Stored records:
┌────────
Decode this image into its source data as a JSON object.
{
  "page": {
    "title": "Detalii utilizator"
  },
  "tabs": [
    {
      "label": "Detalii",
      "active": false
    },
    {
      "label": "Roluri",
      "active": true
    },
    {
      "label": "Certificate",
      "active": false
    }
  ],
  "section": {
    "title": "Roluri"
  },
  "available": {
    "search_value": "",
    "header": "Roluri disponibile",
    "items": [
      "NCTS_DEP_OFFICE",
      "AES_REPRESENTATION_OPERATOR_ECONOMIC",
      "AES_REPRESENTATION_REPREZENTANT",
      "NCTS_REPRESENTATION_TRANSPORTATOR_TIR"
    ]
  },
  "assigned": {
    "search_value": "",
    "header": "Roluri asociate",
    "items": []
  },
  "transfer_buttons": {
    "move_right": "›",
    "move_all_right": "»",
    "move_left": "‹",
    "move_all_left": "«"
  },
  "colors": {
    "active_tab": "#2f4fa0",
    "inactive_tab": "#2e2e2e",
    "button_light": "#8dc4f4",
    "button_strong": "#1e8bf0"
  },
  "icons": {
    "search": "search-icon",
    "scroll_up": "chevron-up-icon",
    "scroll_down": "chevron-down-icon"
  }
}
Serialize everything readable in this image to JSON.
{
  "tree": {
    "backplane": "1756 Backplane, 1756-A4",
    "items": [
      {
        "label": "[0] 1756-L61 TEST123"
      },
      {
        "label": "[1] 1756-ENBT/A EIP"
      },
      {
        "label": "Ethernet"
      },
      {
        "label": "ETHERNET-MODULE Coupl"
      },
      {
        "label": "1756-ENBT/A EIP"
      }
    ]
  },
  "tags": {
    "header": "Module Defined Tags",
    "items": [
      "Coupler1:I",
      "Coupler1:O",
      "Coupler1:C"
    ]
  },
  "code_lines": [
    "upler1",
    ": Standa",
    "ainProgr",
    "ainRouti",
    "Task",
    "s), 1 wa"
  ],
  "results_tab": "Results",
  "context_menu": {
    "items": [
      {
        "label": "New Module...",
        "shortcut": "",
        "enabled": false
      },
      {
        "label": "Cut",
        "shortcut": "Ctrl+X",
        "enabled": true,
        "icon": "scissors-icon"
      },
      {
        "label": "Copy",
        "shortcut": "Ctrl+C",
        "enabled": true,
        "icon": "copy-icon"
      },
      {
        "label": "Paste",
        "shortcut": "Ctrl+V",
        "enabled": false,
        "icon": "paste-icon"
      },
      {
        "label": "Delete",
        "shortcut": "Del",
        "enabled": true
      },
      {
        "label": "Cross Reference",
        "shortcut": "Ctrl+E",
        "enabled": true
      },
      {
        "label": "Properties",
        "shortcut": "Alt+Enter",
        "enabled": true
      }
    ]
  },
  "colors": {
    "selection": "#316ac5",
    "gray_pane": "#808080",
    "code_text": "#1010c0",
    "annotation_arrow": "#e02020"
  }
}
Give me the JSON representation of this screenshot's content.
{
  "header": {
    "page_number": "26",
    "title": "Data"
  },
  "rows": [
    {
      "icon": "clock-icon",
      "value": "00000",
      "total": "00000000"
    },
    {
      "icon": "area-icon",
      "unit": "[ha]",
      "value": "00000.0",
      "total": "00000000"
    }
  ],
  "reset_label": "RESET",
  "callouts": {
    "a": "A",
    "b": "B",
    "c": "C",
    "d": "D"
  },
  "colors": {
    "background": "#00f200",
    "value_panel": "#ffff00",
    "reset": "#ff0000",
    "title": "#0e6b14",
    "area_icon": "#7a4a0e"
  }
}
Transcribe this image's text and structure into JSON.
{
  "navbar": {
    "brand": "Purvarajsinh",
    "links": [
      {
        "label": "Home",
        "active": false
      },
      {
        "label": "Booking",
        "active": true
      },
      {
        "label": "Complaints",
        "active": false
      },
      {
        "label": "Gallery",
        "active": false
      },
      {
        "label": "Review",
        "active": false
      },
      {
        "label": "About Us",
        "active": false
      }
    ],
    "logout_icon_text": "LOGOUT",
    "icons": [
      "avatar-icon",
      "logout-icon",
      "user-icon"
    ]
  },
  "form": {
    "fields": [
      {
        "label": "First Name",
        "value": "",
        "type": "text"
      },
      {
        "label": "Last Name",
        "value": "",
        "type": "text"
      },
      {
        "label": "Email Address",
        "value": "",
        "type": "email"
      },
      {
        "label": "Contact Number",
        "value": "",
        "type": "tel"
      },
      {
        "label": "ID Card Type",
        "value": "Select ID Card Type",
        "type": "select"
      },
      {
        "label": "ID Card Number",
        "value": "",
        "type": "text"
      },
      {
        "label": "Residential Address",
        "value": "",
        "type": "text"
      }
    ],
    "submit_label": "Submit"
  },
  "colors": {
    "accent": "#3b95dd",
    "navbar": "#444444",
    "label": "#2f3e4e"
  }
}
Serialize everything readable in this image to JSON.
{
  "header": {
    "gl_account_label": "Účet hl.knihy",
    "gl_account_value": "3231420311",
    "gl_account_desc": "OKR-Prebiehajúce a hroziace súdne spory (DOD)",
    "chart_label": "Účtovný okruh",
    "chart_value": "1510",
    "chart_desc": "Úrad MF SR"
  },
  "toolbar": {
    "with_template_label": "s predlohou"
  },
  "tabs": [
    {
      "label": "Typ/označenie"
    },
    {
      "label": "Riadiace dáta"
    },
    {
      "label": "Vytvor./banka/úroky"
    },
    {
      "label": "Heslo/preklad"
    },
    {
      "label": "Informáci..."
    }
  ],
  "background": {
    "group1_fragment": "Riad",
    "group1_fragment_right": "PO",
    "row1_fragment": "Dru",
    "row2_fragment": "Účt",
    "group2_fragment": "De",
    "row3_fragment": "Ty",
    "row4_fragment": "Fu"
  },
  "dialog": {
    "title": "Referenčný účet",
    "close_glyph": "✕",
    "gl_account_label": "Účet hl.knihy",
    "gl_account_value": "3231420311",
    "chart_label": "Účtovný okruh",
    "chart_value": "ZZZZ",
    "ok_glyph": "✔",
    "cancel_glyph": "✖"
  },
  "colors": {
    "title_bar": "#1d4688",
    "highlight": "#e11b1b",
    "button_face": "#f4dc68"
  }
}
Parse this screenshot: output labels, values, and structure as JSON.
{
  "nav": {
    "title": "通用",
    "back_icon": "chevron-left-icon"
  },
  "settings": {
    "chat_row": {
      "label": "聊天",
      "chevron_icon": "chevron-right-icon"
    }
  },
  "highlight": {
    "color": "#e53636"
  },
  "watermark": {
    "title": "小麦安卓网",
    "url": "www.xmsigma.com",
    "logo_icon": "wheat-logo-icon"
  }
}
└────────
• EXERCISE BRIEF
Return the whole listing exactly.

• RESULT BELOW
Decode this image into its source data as a JSON object.
{
  "page": {
    "title": "Detalii utilizator"
  },
  "tabs": [
    {
      "label": "Detalii",
      "active": false
    },
    {
      "label": "Roluri",
      "active": true
    },
    {
      "label": "Certificate",
      "active": false
    }
  ],
  "section": {
    "title": "Roluri"
  },
  "available": {
    "search_value": "",
    "header": "Roluri disponibile",
    "items": [
      "NCTS_DEP_OFFICE",
      "AES_REPRESENTATION_OPERATOR_ECONOMIC",
      "AES_REPRESENTATION_REPREZENTANT",
      "NCTS_REPRESENTATION_TRANSPORTATOR_TIR"
    ]
  },
  "assigned": {
    "search_value": "",
    "header": "Roluri asociate",
    "items": []
  },
  "transfer_buttons": {
    "move_right": "›",
    "move_all_right": "»",
    "move_left": "‹",
    "move_all_left": "«"
  },
  "colors": {
    "active_tab": "#2f4fa0",
    "inactive_tab": "#2e2e2e",
    "button_light": "#8dc4f4",
    "button_strong": "#1e8bf0"
  },
  "icons": {
    "search": "search-icon",
    "scroll_up": "chevron-up-icon",
    "scroll_down": "chevron-down-icon"
  }
}
Serialize everything readable in this image to JSON.
{
  "tree": {
    "backplane": "1756 Backplane, 1756-A4",
    "items": [
      {
        "label": "[0] 1756-L61 TEST123"
      },
      {
        "label": "[1] 1756-ENBT/A EIP"
      },
      {
        "label": "Ethernet"
      },
      {
        "label": "ETHERNET-MODULE Coupl"
      },
      {
        "label": "1756-ENBT/A EIP"
      }
    ]
  },
  "tags": {
    "header": "Module Defined Tags",
    "items": [
      "Coupler1:I",
      "Coupler1:O",
      "Coupler1:C"
    ]
  },
  "code_lines": [
    "upler1",
    ": Standa",
    "ainProgr",
    "ainRouti",
    "Task",
    "s), 1 wa"
  ],
  "results_tab": "Results",
  "context_menu": {
    "items": [
      {
        "label": "New Module...",
        "shortcut": "",
        "enabled": false
      },
      {
        "label": "Cut",
        "shortcut": "Ctrl+X",
        "enabled": true,
        "icon": "scissors-icon"
      },
      {
        "label": "Copy",
        "shortcut": "Ctrl+C",
        "enabled": true,
        "icon": "copy-icon"
      },
      {
        "label": "Paste",
        "shortcut": "Ctrl+V",
        "enabled": false,
        "icon": "paste-icon"
      },
      {
        "label": "Delete",
        "shortcut": "Del",
        "enabled": true
      },
      {
        "label": "Cross Reference",
        "shortcut": "Ctrl+E",
        "enabled": true
      },
      {
        "label": "Properties",
        "shortcut": "Alt+Enter",
        "enabled": true
      }
    ]
  },
  "colors": {
    "selection": "#316ac5",
    "gray_pane": "#808080",
    "code_text": "#1010c0",
    "annotation_arrow": "#e02020"
  }
}
Give me the JSON representation of this screenshot's content.
{
  "header": {
    "page_number": "26",
    "title": "Data"
  },
  "rows": [
    {
      "icon": "clock-icon",
      "value": "00000",
      "total": "00000000"
    },
    {
      "icon": "area-icon",
      "unit": "[ha]",
      "value": "00000.0",
      "total": "00000000"
    }
  ],
  "reset_label": "RESET",
  "callouts": {
    "a": "A",
    "b": "B",
    "c": "C",
    "d": "D"
  },
  "colors": {
    "background": "#00f200",
    "value_panel": "#ffff00",
    "reset": "#ff0000",
    "title": "#0e6b14",
    "area_icon": "#7a4a0e"
  }
}
Transcribe this image's text and structure into JSON.
{
  "navbar": {
    "brand": "Purvarajsinh",
    "links": [
      {
        "label": "Home",
        "active": false
      },
      {
        "label": "Booking",
        "active": true
      },
      {
        "label": "Complaints",
        "active": false
      },
      {
        "label": "Gallery",
        "active": false
      },
      {
        "label": "Review",
        "active": false
      },
      {
        "label": "About Us",
        "active": false
      }
    ],
    "logout_icon_text": "LOGOUT",
    "icons": [
      "avatar-icon",
      "logout-icon",
      "user-icon"
    ]
  },
  "form": {
    "fields": [
      {
        "label": "First Name",
        "value": "",
        "type": "text"
      },
      {
        "label": "Last Name",
        "value": "",
        "type": "text"
      },
      {
        "label": "Email Address",
        "value": "",
        "type": "email"
      },
      {
        "label": "Contact Number",
        "value": "",
        "type": "tel"
      },
      {
        "label": "ID Card Type",
        "value": "Select ID Card Type",
        "type": "select"
      },
      {
        "label": "ID Card Number",
        "value": "",
        "type": "text"
      },
      {
        "label": "Residential Address",
        "value": "",
        "type": "text"
      }
    ],
    "submit_label": "Submit"
  },
  "colors": {
    "accent": "#3b95dd",
    "navbar": "#444444",
    "label": "#2f3e4e"
  }
}
Serialize everything readable in this image to JSON.
{
  "header": {
    "gl_account_label": "Účet hl.knihy",
    "gl_account_value": "3231420311",
    "gl_account_desc": "OKR-Prebiehajúce a hroziace súdne spory (DOD)",
    "chart_label": "Účtovný okruh",
    "chart_value": "1510",
    "chart_desc": "Úrad MF SR"
  },
  "toolbar": {
    "with_template_label": "s predlohou"
  },
  "tabs": [
    {
      "label": "Typ/označenie"
    },
    {
      "label": "Riadiace dáta"
    },
    {
      "label": "Vytvor./banka/úroky"
    },
    {
      "label": "Heslo/preklad"
    },
    {
      "label": "Informáci..."
    }
  ],
  "background": {
    "group1_fragment": "Riad",
    "group1_fragment_right": "PO",
    "row1_fragment": "Dru",
    "row2_fragment": "Účt",
    "group2_fragment": "De",
    "row3_fragment": "Ty",
    "row4_fragment": "Fu"
  },
  "dialog": {
    "title": "Referenčný účet",
    "close_glyph": "✕",
    "gl_account_label": "Účet hl.knihy",
    "gl_account_value": "3231420311",
    "chart_label": "Účtovný okruh",
    "chart_value": "ZZZZ",
    "ok_glyph": "✔",
    "cancel_glyph": "✖"
  },
  "colors": {
    "title_bar": "#1d4688",
    "highlight": "#e11b1b",
    "button_face": "#f4dc68"
  }
}
Parse this screenshot: output labels, values, and structure as JSON.
{
  "nav": {
    "title": "通用",
    "back_icon": "chevron-left-icon"
  },
  "settings": {
    "chat_row": {
      "label": "聊天",
      "chevron_icon": "chevron-right-icon"
    }
  },
  "highlight": {
    "color": "#e53636"
  },
  "watermark": {
    "title": "小麦安卓网",
    "url": "www.xmsigma.com",
    "logo_icon": "wheat-logo-icon"
  }
}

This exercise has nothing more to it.